* To be done *
Please retype the records below exactly, leaving out any pictures.

▬▬▬

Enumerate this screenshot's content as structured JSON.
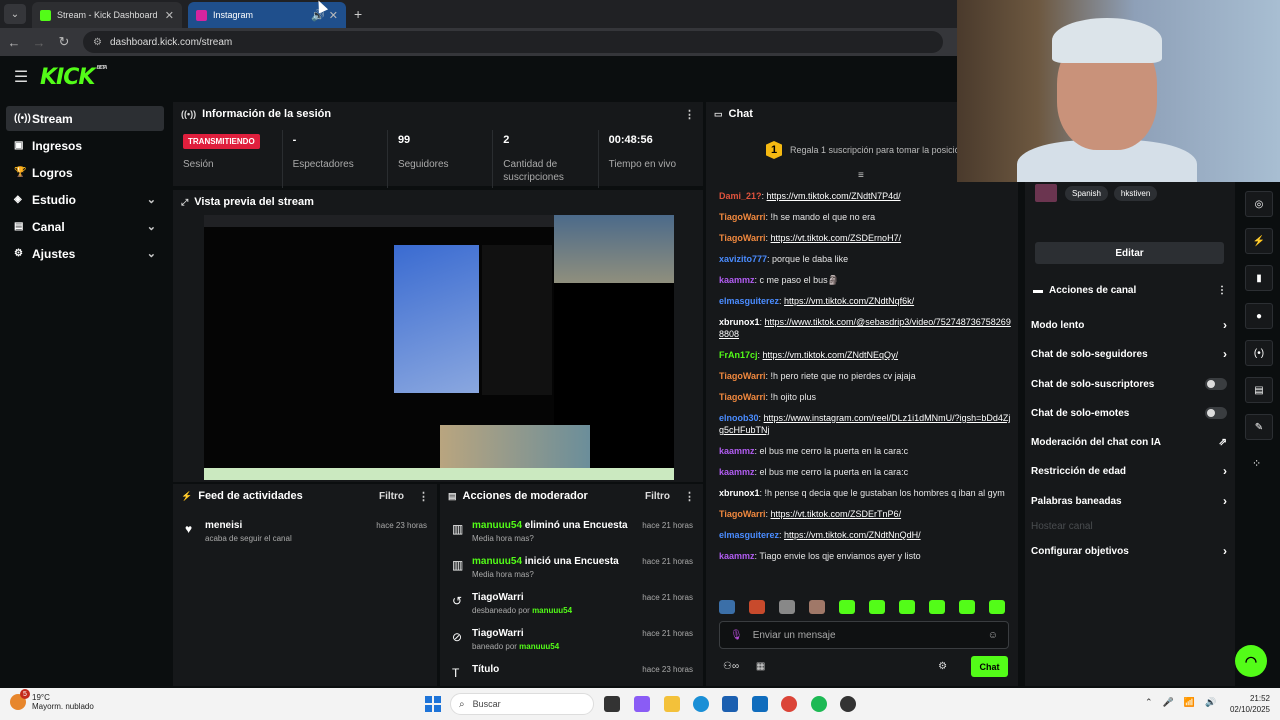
{
  "browser": {
    "tabs": [
      {
        "title": "Stream - Kick Dashboard",
        "active": false
      },
      {
        "title": "Instagram",
        "active": true
      }
    ],
    "url": "dashboard.kick.com/stream"
  },
  "brand": {
    "logo": "KICK",
    "badge": "BETA",
    "accent": "#53fc18"
  },
  "sidebar": {
    "items": [
      {
        "label": "Stream",
        "icon": "broadcast-icon",
        "active": true
      },
      {
        "label": "Ingresos",
        "icon": "cash-icon"
      },
      {
        "label": "Logros",
        "icon": "trophy-icon"
      },
      {
        "label": "Estudio",
        "icon": "layers-icon",
        "expandable": true
      },
      {
        "label": "Canal",
        "icon": "channel-icon",
        "expandable": true
      },
      {
        "label": "Ajustes",
        "icon": "gear-icon",
        "expandable": true
      }
    ]
  },
  "session": {
    "title": "Información de la sesión",
    "live_label": "TRANSMITIENDO",
    "status_label": "Sesión",
    "stats": [
      {
        "value": "-",
        "label": "Espectadores"
      },
      {
        "value": "99",
        "label": "Seguidores"
      },
      {
        "value": "2",
        "label": "Cantidad de suscripciones"
      },
      {
        "value": "00:48:56",
        "label": "Tiempo en vivo"
      }
    ]
  },
  "preview": {
    "title": "Vista previa del stream"
  },
  "feed": {
    "title": "Feed de actividades",
    "filter": "Filtro",
    "items": [
      {
        "user": "meneisi",
        "text": "acaba de seguir el canal",
        "time": "hace 23 horas"
      }
    ]
  },
  "modactions": {
    "title": "Acciones de moderador",
    "filter": "Filtro",
    "items": [
      {
        "user": "manuuu54",
        "action": " eliminó una Encuesta",
        "sub": "Media hora mas?",
        "time": "hace 21 horas",
        "icon": "poll-icon"
      },
      {
        "user": "manuuu54",
        "action": " inició una Encuesta",
        "sub": "Media hora mas?",
        "time": "hace 21 horas",
        "icon": "poll-icon"
      },
      {
        "user": "TiagoWarri",
        "action": "",
        "sub_pre": "desbaneado por ",
        "sub_user": "manuuu54",
        "time": "hace 21 horas",
        "icon": "undo-icon"
      },
      {
        "user": "TiagoWarri",
        "action": "",
        "sub_pre": "baneado por ",
        "sub_user": "manuuu54",
        "time": "hace 21 horas",
        "icon": "ban-icon"
      },
      {
        "user": "Título",
        "action": "",
        "sub": "",
        "time": "hace 23 horas",
        "icon": "title-icon"
      }
    ]
  },
  "chat": {
    "title": "Chat",
    "pinned": {
      "badge": "1",
      "text": "Regala 1 suscripción para tomar la posición"
    },
    "messages": [
      {
        "user": "Dami_21?",
        "color": "#e0533d",
        "link": "https://vm.tiktok.com/ZNdtN7P4d/",
        "text": ""
      },
      {
        "user": "TiagoWarri",
        "color": "#f0883e",
        "text": "!h se mando el que no era"
      },
      {
        "user": "TiagoWarri",
        "color": "#f0883e",
        "link": "https://vt.tiktok.com/ZSDErnoH7/",
        "text": ""
      },
      {
        "user": "xavizito777",
        "color": "#4a8cff",
        "text": "porque le daba like"
      },
      {
        "user": "kaammz",
        "color": "#b05cf0",
        "text": "c me paso el bus🗿"
      },
      {
        "user": "elmasguiterez",
        "color": "#4a8cff",
        "link": "https://vm.tiktok.com/ZNdtNqf6k/",
        "text": ""
      },
      {
        "user": "xbrunox1",
        "color": "#ffffff",
        "link": "https://www.tiktok.com/@sebasdrip3/video/7527487367582698808",
        "text": ""
      },
      {
        "user": "FrAn17cj",
        "color": "#53fc18",
        "link": "https://vm.tiktok.com/ZNdtNEqQy/",
        "text": ""
      },
      {
        "user": "TiagoWarri",
        "color": "#f0883e",
        "text": "!h pero riete que no pierdes cv jajaja"
      },
      {
        "user": "TiagoWarri",
        "color": "#f0883e",
        "text": "!h ojito plus"
      },
      {
        "user": "elnoob30",
        "color": "#4a8cff",
        "link": "https://www.instagram.com/reel/DLz1i1dMNmU/?igsh=bDd4Zjg5cHFubTNj",
        "text": ""
      },
      {
        "user": "kaammz",
        "color": "#b05cf0",
        "text": "el bus me cerro la puerta en la cara:c"
      },
      {
        "user": "kaammz",
        "color": "#b05cf0",
        "text": "el bus me cerro la puerta en la cara:c"
      },
      {
        "user": "xbrunox1",
        "color": "#ffffff",
        "text": "!h pense q decia que le gustaban los hombres q iban al gym"
      },
      {
        "user": "TiagoWarri",
        "color": "#f0883e",
        "link": "https://vt.tiktok.com/ZSDErTnP6/",
        "text": ""
      },
      {
        "user": "elmasguiterez",
        "color": "#4a8cff",
        "link": "https://vm.tiktok.com/ZNdtNnQdH/",
        "text": ""
      },
      {
        "user": "kaammz",
        "color": "#b05cf0",
        "text": "Tiago envie los qje enviamos ayer y listo"
      }
    ],
    "input_placeholder": "Enviar un mensaje",
    "send_label": "Chat"
  },
  "channel_panel": {
    "tags": [
      "Spanish",
      "hkstiven"
    ],
    "edit_label": "Editar",
    "actions_title": "Acciones de canal",
    "actions": [
      {
        "label": "Modo lento",
        "control": "chevron"
      },
      {
        "label": "Chat de solo-seguidores",
        "control": "chevron"
      },
      {
        "label": "Chat de solo-suscriptores",
        "control": "toggle"
      },
      {
        "label": "Chat de solo-emotes",
        "control": "toggle"
      },
      {
        "label": "Moderación del chat con IA",
        "control": "external"
      },
      {
        "label": "Restricción de edad",
        "control": "chevron"
      },
      {
        "label": "Palabras baneadas",
        "control": "chevron"
      },
      {
        "label": "Hostear canal",
        "control": "disabled"
      },
      {
        "label": "Configurar objetivos",
        "control": "chevron"
      }
    ]
  },
  "taskbar": {
    "weather_temp": "19°C",
    "weather_desc": "Mayorm. nublado",
    "weather_badge": "5",
    "search_placeholder": "Buscar",
    "time": "21:52",
    "date": "02/10/2025"
  }
}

▬▬▬

* Exercise output *
Enumerate this screenshot's content as structured JSON.
{
  "browser": {
    "tabs": [
      {
        "title": "Stream - Kick Dashboard",
        "active": false
      },
      {
        "title": "Instagram",
        "active": true
      }
    ],
    "url": "dashboard.kick.com/stream"
  },
  "brand": {
    "logo": "KICK",
    "badge": "BETA",
    "accent": "#53fc18"
  },
  "sidebar": {
    "items": [
      {
        "label": "Stream",
        "icon": "broadcast-icon",
        "active": true
      },
      {
        "label": "Ingresos",
        "icon": "cash-icon"
      },
      {
        "label": "Logros",
        "icon": "trophy-icon"
      },
      {
        "label": "Estudio",
        "icon": "layers-icon",
        "expandable": true
      },
      {
        "label": "Canal",
        "icon": "channel-icon",
        "expandable": true
      },
      {
        "label": "Ajustes",
        "icon": "gear-icon",
        "expandable": true
      }
    ]
  },
  "session": {
    "title": "Información de la sesión",
    "live_label": "TRANSMITIENDO",
    "status_label": "Sesión",
    "stats": [
      {
        "value": "-",
        "label": "Espectadores"
      },
      {
        "value": "99",
        "label": "Seguidores"
      },
      {
        "value": "2",
        "label": "Cantidad de suscripciones"
      },
      {
        "value": "00:48:56",
        "label": "Tiempo en vivo"
      }
    ]
  },
  "preview": {
    "title": "Vista previa del stream"
  },
  "feed": {
    "title": "Feed de actividades",
    "filter": "Filtro",
    "items": [
      {
        "user": "meneisi",
        "text": "acaba de seguir el canal",
        "time": "hace 23 horas"
      }
    ]
  },
  "modactions": {
    "title": "Acciones de moderador",
    "filter": "Filtro",
    "items": [
      {
        "user": "manuuu54",
        "action": " eliminó una Encuesta",
        "sub": "Media hora mas?",
        "time": "hace 21 horas",
        "icon": "poll-icon"
      },
      {
        "user": "manuuu54",
        "action": " inició una Encuesta",
        "sub": "Media hora mas?",
        "time": "hace 21 horas",
        "icon": "poll-icon"
      },
      {
        "user": "TiagoWarri",
        "action": "",
        "sub_pre": "desbaneado por ",
        "sub_user": "manuuu54",
        "time": "hace 21 horas",
        "icon": "undo-icon"
      },
      {
        "user": "TiagoWarri",
        "action": "",
        "sub_pre": "baneado por ",
        "sub_user": "manuuu54",
        "time": "hace 21 horas",
        "icon": "ban-icon"
      },
      {
        "user": "Título",
        "action": "",
        "sub": "",
        "time": "hace 23 horas",
        "icon": "title-icon"
      }
    ]
  },
  "chat": {
    "title": "Chat",
    "pinned": {
      "badge": "1",
      "text": "Regala 1 suscripción para tomar la posición"
    },
    "messages": [
      {
        "user": "Dami_21?",
        "color": "#e0533d",
        "link": "https://vm.tiktok.com/ZNdtN7P4d/",
        "text": ""
      },
      {
        "user": "TiagoWarri",
        "color": "#f0883e",
        "text": "!h se mando el que no era"
      },
      {
        "user": "TiagoWarri",
        "color": "#f0883e",
        "link": "https://vt.tiktok.com/ZSDErnoH7/",
        "text": ""
      },
      {
        "user": "xavizito777",
        "color": "#4a8cff",
        "text": "porque le daba like"
      },
      {
        "user": "kaammz",
        "color": "#b05cf0",
        "text": "c me paso el bus🗿"
      },
      {
        "user": "elmasguiterez",
        "color": "#4a8cff",
        "link": "https://vm.tiktok.com/ZNdtNqf6k/",
        "text": ""
      },
      {
        "user": "xbrunox1",
        "color": "#ffffff",
        "link": "https://www.tiktok.com/@sebasdrip3/video/7527487367582698808",
        "text": ""
      },
      {
        "user": "FrAn17cj",
        "color": "#53fc18",
        "link": "https://vm.tiktok.com/ZNdtNEqQy/",
        "text": ""
      },
      {
        "user": "TiagoWarri",
        "color": "#f0883e",
        "text": "!h pero riete que no pierdes cv jajaja"
      },
      {
        "user": "TiagoWarri",
        "color": "#f0883e",
        "text": "!h ojito plus"
      },
      {
        "user": "elnoob30",
        "color": "#4a8cff",
        "link": "https://www.instagram.com/reel/DLz1i1dMNmU/?igsh=bDd4Zjg5cHFubTNj",
        "text": ""
      },
      {
        "user": "kaammz",
        "color": "#b05cf0",
        "text": "el bus me cerro la puerta en la cara:c"
      },
      {
        "user": "kaammz",
        "color": "#b05cf0",
        "text": "el bus me cerro la puerta en la cara:c"
      },
      {
        "user": "xbrunox1",
        "color": "#ffffff",
        "text": "!h pense q decia que le gustaban los hombres q iban al gym"
      },
      {
        "user": "TiagoWarri",
        "color": "#f0883e",
        "link": "https://vt.tiktok.com/ZSDErTnP6/",
        "text": ""
      },
      {
        "user": "elmasguiterez",
        "color": "#4a8cff",
        "link": "https://vm.tiktok.com/ZNdtNnQdH/",
        "text": ""
      },
      {
        "user": "kaammz",
        "color": "#b05cf0",
        "text": "Tiago envie los qje enviamos ayer y listo"
      }
    ],
    "input_placeholder": "Enviar un mensaje",
    "send_label": "Chat"
  },
  "channel_panel": {
    "tags": [
      "Spanish",
      "hkstiven"
    ],
    "edit_label": "Editar",
    "actions_title": "Acciones de canal",
    "actions": [
      {
        "label": "Modo lento",
        "control": "chevron"
      },
      {
        "label": "Chat de solo-seguidores",
        "control": "chevron"
      },
      {
        "label": "Chat de solo-suscriptores",
        "control": "toggle"
      },
      {
        "label": "Chat de solo-emotes",
        "control": "toggle"
      },
      {
        "label": "Moderación del chat con IA",
        "control": "external"
      },
      {
        "label": "Restricción de edad",
        "control": "chevron"
      },
      {
        "label": "Palabras baneadas",
        "control": "chevron"
      },
      {
        "label": "Hostear canal",
        "control": "disabled"
      },
      {
        "label": "Configurar objetivos",
        "control": "chevron"
      }
    ]
  },
  "taskbar": {
    "weather_temp": "19°C",
    "weather_desc": "Mayorm. nublado",
    "weather_badge": "5",
    "search_placeholder": "Buscar",
    "time": "21:52",
    "date": "02/10/2025"
  }
}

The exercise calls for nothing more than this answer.